» Saved data entries:
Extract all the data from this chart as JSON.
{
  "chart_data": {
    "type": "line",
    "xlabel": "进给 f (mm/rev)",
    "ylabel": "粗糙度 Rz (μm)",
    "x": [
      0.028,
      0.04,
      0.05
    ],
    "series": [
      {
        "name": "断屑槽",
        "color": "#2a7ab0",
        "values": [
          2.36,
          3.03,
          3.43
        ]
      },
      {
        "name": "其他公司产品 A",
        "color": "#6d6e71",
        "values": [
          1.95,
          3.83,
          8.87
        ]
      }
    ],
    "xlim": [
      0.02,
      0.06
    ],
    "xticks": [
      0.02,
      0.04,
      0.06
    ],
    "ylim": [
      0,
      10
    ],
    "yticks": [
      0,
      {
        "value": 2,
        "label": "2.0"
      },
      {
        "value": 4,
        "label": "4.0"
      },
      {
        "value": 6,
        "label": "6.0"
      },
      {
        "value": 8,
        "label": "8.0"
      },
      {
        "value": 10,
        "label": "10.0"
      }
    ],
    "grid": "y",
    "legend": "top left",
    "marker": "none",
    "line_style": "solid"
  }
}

» Given problem: Exactly reproduce every record.

» Completed exercise:
Extract all the data from this chart as JSON.
{
  "chart_data": {
    "type": "line",
    "xlabel": "进给 f (mm/rev)",
    "ylabel": "粗糙度 Rz (μm)",
    "x": [
      0.028,
      0.04,
      0.05
    ],
    "series": [
      {
        "name": "断屑槽",
        "color": "#2a7ab0",
        "values": [
          2.36,
          3.03,
          3.43
        ]
      },
      {
        "name": "其他公司产品 A",
        "color": "#6d6e71",
        "values": [
          1.95,
          3.83,
          8.87
        ]
      }
    ],
    "xlim": [
      0.02,
      0.06
    ],
    "xticks": [
      0.02,
      0.04,
      0.06
    ],
    "ylim": [
      0,
      10
    ],
    "yticks": [
      0,
      {
        "value": 2,
        "label": "2.0"
      },
      {
        "value": 4,
        "label": "4.0"
      },
      {
        "value": 6,
        "label": "6.0"
      },
      {
        "value": 8,
        "label": "8.0"
      },
      {
        "value": 10,
        "label": "10.0"
      }
    ],
    "grid": "y",
    "legend": "top left",
    "marker": "none",
    "line_style": "solid"
  }
}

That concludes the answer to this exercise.